Data entries
= = = = =
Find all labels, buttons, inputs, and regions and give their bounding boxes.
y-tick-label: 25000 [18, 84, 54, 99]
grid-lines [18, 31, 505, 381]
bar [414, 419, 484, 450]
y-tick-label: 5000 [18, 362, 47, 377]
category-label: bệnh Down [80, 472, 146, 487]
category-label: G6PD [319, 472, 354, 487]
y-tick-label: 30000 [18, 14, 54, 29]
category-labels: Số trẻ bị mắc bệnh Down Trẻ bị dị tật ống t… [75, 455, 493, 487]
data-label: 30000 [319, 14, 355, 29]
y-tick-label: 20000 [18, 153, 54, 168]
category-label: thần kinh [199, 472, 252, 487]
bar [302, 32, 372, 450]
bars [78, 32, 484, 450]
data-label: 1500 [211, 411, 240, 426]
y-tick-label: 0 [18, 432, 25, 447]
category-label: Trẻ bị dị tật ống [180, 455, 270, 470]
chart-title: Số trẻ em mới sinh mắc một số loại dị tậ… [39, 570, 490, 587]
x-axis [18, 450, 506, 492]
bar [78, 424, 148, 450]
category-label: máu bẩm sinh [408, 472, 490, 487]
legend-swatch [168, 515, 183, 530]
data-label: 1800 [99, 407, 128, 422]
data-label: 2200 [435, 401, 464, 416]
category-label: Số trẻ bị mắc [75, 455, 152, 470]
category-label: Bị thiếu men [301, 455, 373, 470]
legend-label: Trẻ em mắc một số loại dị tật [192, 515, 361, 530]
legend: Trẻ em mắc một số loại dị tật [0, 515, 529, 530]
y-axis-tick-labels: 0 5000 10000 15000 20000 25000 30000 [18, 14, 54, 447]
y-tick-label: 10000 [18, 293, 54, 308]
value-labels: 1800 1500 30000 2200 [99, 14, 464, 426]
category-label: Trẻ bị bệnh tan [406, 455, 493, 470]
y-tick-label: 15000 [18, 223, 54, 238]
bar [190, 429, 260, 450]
= = = = =
▶ TO DO
Transcribe every line of the material above without any changes.

▶ RESULT FOR THIS EXERCISE
Find all labels, buttons, inputs, and regions and give their bounding boxes.
y-tick-label: 25000 [18, 84, 54, 99]
grid-lines [18, 31, 505, 381]
bar [414, 419, 484, 450]
y-tick-label: 5000 [18, 362, 47, 377]
category-label: bệnh Down [80, 472, 146, 487]
category-label: G6PD [319, 472, 354, 487]
y-tick-label: 30000 [18, 14, 54, 29]
category-labels: Số trẻ bị mắc bệnh Down Trẻ bị dị tật ống t… [75, 455, 493, 487]
data-label: 30000 [319, 14, 355, 29]
y-tick-label: 20000 [18, 153, 54, 168]
category-label: thần kinh [199, 472, 252, 487]
bar [302, 32, 372, 450]
bars [78, 32, 484, 450]
data-label: 1500 [211, 411, 240, 426]
y-tick-label: 0 [18, 432, 25, 447]
category-label: Trẻ bị dị tật ống [180, 455, 270, 470]
chart-title: Số trẻ em mới sinh mắc một số loại dị tậ… [39, 570, 490, 587]
x-axis [18, 450, 506, 492]
bar [78, 424, 148, 450]
category-label: máu bẩm sinh [408, 472, 490, 487]
legend-swatch [168, 515, 183, 530]
data-label: 1800 [99, 407, 128, 422]
data-label: 2200 [435, 401, 464, 416]
category-label: Số trẻ bị mắc [75, 455, 152, 470]
category-label: Bị thiếu men [301, 455, 373, 470]
legend-label: Trẻ em mắc một số loại dị tật [192, 515, 361, 530]
legend: Trẻ em mắc một số loại dị tật [0, 515, 529, 530]
y-axis-tick-labels: 0 5000 10000 15000 20000 25000 30000 [18, 14, 54, 447]
y-tick-label: 10000 [18, 293, 54, 308]
value-labels: 1800 1500 30000 2200 [99, 14, 464, 426]
category-label: Trẻ bị bệnh tan [406, 455, 493, 470]
y-tick-label: 15000 [18, 223, 54, 238]
bar [190, 429, 260, 450]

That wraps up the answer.